EXERCISE REQUIREMENTS —
Can you repeat the entries from the line containing "cell-data-type[interactable]: VARCHAR2(20) [139, 35, 222, 66]" down through the line containing "cell-attr-word-check[interactable]: 분류단어 [706, 185, 776, 217]", changing "interactable" to "clickable" and leaving everything else unchanged?

PROVIDED DATA —
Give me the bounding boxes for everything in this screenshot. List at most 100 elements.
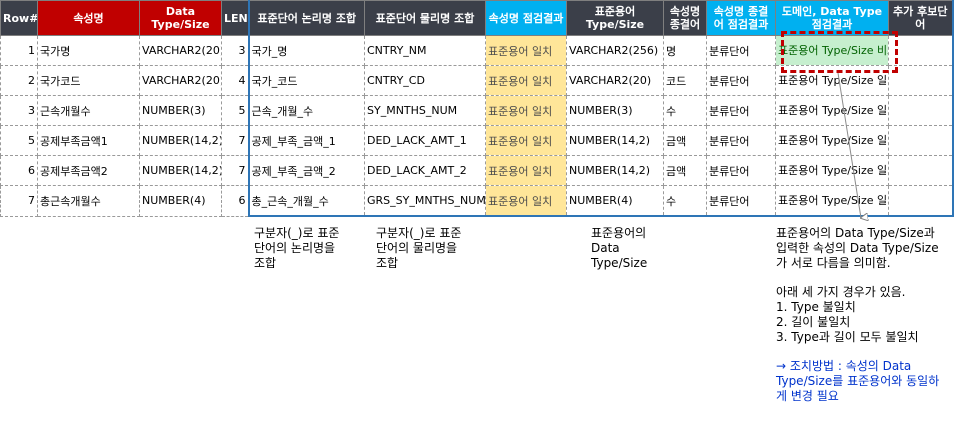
cell-data-type[interactable]: VARCHAR2(20) [139, 35, 222, 66]
cell-row-num[interactable]: 5 [0, 125, 38, 156]
header-data-type[interactable]: Data Type/Size [139, 0, 222, 36]
validation-table: Row# 속성명 Data Type/Size LEN 표준단어 논리명 조합 … [0, 0, 954, 217]
cell-attr-word[interactable]: 수 [663, 185, 707, 217]
cell-attr-word-check[interactable]: 분류단어 [706, 185, 776, 217]
header-attr-name[interactable]: 속성명 [37, 0, 140, 36]
note-case-1: 1. Type 불일치 [776, 300, 856, 314]
header-std-physical[interactable]: 표준단어 물리명 조합 [364, 0, 486, 36]
cell-candidate[interactable] [888, 95, 954, 126]
cell-std-physical[interactable]: CNTRY_CD [364, 65, 486, 96]
cell-data-type[interactable]: NUMBER(4) [139, 185, 222, 217]
cell-attr-check[interactable]: 표준용어 일치 [485, 65, 567, 96]
cell-data-type[interactable]: NUMBER(14,2) [139, 155, 222, 186]
cell-attr-word-check[interactable]: 분류단어 [706, 155, 776, 186]
cell-len[interactable]: 6 [221, 185, 249, 217]
cell-attr-word[interactable]: 금액 [663, 155, 707, 186]
header-candidate[interactable]: 추가 후보단어 [888, 0, 954, 36]
cell-attr-name[interactable]: 근속개월수 [37, 95, 140, 126]
cell-std-logical[interactable]: 공제_부족_금액_1 [247, 125, 365, 156]
note-case-2: 2. 길이 불일치 [776, 315, 851, 329]
header-row-num[interactable]: Row# [0, 0, 38, 36]
cell-std-logical[interactable]: 총_근속_개월_수 [247, 185, 365, 217]
cell-std-physical[interactable]: GRS_SY_MNTHS_NUM [364, 185, 486, 217]
cell-std-dtype[interactable]: NUMBER(14,2) [566, 155, 664, 186]
table-row: 6 공제부족금액2 NUMBER(14,2) 7 공제_부족_금액_2 DED_… [0, 155, 954, 186]
cell-attr-check[interactable]: 표준용어 일치 [485, 35, 567, 66]
cell-domain-check[interactable]: 표준용어 Type/Size 일치 [775, 65, 889, 96]
cell-len[interactable]: 3 [221, 35, 249, 66]
note-logical: 구분자(_)로 표준단어의 논리명을 조합 [254, 226, 340, 270]
table-row: 7 총근속개월수 NUMBER(4) 6 총_근속_개월_수 GRS_SY_MN… [0, 185, 954, 217]
cell-attr-word[interactable]: 명 [663, 35, 707, 66]
cell-attr-check[interactable]: 표준용어 일치 [485, 95, 567, 126]
cell-std-dtype[interactable]: VARCHAR2(256) [566, 35, 664, 66]
cell-candidate[interactable] [888, 155, 954, 186]
cell-data-type[interactable]: NUMBER(3) [139, 95, 222, 126]
table-row: 2 국가코드 VARCHAR2(20) 4 국가_코드 CNTRY_CD 표준용… [0, 65, 954, 96]
cell-attr-check[interactable]: 표준용어 일치 [485, 125, 567, 156]
cell-attr-name[interactable]: 공제부족금액1 [37, 125, 140, 156]
cell-row-num[interactable]: 2 [0, 65, 38, 96]
header-len[interactable]: LEN [221, 0, 249, 36]
cell-attr-word-check[interactable]: 분류단어 [706, 95, 776, 126]
cell-attr-word[interactable]: 금액 [663, 125, 707, 156]
table-row: 5 공제부족금액1 NUMBER(14,2) 7 공제_부족_금액_1 DED_… [0, 125, 954, 156]
cell-std-logical[interactable]: 근속_개월_수 [247, 95, 365, 126]
cell-attr-name[interactable]: 공제부족금액2 [37, 155, 140, 186]
cell-domain-check[interactable]: 표준용어 Type/Size 일치 [775, 185, 889, 217]
cell-data-type[interactable]: NUMBER(14,2) [139, 125, 222, 156]
cell-std-physical[interactable]: CNTRY_NM [364, 35, 486, 66]
header-std-logical[interactable]: 표준단어 논리명 조합 [247, 0, 365, 36]
cell-row-num[interactable]: 6 [0, 155, 38, 186]
note-mismatch: 표준용어의 Data Type/Size과 입력한 속성의 Data Type/… [776, 226, 946, 404]
cell-attr-name[interactable]: 총근속개월수 [37, 185, 140, 217]
table-row: 1 국가명 VARCHAR2(20) 3 국가_명 CNTRY_NM 표준용어 … [0, 35, 954, 66]
cell-candidate[interactable] [888, 65, 954, 96]
note-mismatch-intro: 표준용어의 Data Type/Size과 입력한 속성의 Data Type/… [776, 226, 939, 270]
cell-std-physical[interactable]: DED_LACK_AMT_1 [364, 125, 486, 156]
cell-domain-check[interactable]: 표준용어 Type/Size 일치 [775, 95, 889, 126]
cell-len[interactable]: 4 [221, 65, 249, 96]
cell-len[interactable]: 7 [221, 155, 249, 186]
cell-len[interactable]: 5 [221, 95, 249, 126]
cell-candidate[interactable] [888, 35, 954, 66]
cell-std-dtype[interactable]: NUMBER(3) [566, 95, 664, 126]
cell-std-physical[interactable]: DED_LACK_AMT_2 [364, 155, 486, 186]
cell-row-num[interactable]: 7 [0, 185, 38, 217]
header-attr-check[interactable]: 속성명 점검결과 [485, 0, 567, 36]
cell-attr-check[interactable]: 표준용어 일치 [485, 185, 567, 217]
cell-attr-word-check[interactable]: 분류단어 [706, 35, 776, 66]
cell-attr-name[interactable]: 국가명 [37, 35, 140, 66]
spreadsheet-sheet: Row# 속성명 Data Type/Size LEN 표준단어 논리명 조합 … [0, 0, 956, 440]
cell-std-logical[interactable]: 국가_명 [247, 35, 365, 66]
cell-row-num[interactable]: 1 [0, 35, 38, 66]
header-attr-word[interactable]: 속성명 종결어 [663, 0, 707, 36]
note-std-dtype: 표준용어의 Data Type/Size [591, 226, 648, 270]
header-attr-word-check[interactable]: 속성명 종결어 점검결과 [706, 0, 776, 36]
cell-domain-check[interactable]: 표준용어 Type/Size 비교 결과 길이 불일치 [775, 35, 889, 66]
note-physical: 구분자(_)로 표준단어의 물리명을 조합 [376, 226, 462, 270]
cell-attr-check[interactable]: 표준용어 일치 [485, 155, 567, 186]
cell-data-type[interactable]: VARCHAR2(20) [139, 65, 222, 96]
cell-attr-name[interactable]: 국가코드 [37, 65, 140, 96]
cell-attr-word[interactable]: 수 [663, 95, 707, 126]
table-row: 3 근속개월수 NUMBER(3) 5 근속_개월_수 SY_MNTHS_NUM… [0, 95, 954, 126]
cell-domain-check[interactable]: 표준용어 Type/Size 일치 [775, 125, 889, 156]
cell-candidate[interactable] [888, 185, 954, 217]
cell-std-physical[interactable]: SY_MNTHS_NUM [364, 95, 486, 126]
cell-std-dtype[interactable]: NUMBER(14,2) [566, 125, 664, 156]
cell-std-logical[interactable]: 공제_부족_금액_2 [247, 155, 365, 186]
cell-attr-word-check[interactable]: 분류단어 [706, 65, 776, 96]
cell-domain-check[interactable]: 표준용어 Type/Size 일치 [775, 155, 889, 186]
cell-row-num[interactable]: 3 [0, 95, 38, 126]
header-domain-check[interactable]: 도메인, Data Type 점검결과 [775, 0, 889, 36]
header-std-dtype[interactable]: 표준용어 Type/Size [566, 0, 664, 36]
cell-std-dtype[interactable]: VARCHAR2(20) [566, 65, 664, 96]
cell-len[interactable]: 7 [221, 125, 249, 156]
cell-attr-word-check[interactable]: 분류단어 [706, 125, 776, 156]
cell-std-logical[interactable]: 국가_코드 [247, 65, 365, 96]
cell-attr-word[interactable]: 코드 [663, 65, 707, 96]
cell-candidate[interactable] [888, 125, 954, 156]
header-row: Row# 속성명 Data Type/Size LEN 표준단어 논리명 조합 … [0, 0, 954, 36]
cell-std-dtype[interactable]: NUMBER(4) [566, 185, 664, 217]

TASK RESPONSE —
cell-data-type[clickable]: VARCHAR2(20) [139, 35, 222, 66]
cell-row-num[clickable]: 5 [0, 125, 38, 156]
header-data-type[clickable]: Data Type/Size [139, 0, 222, 36]
validation-table: Row# 속성명 Data Type/Size LEN 표준단어 논리명 조합 … [0, 0, 954, 217]
cell-attr-word[clickable]: 수 [663, 185, 707, 217]
cell-attr-word-check[clickable]: 분류단어 [706, 185, 776, 217]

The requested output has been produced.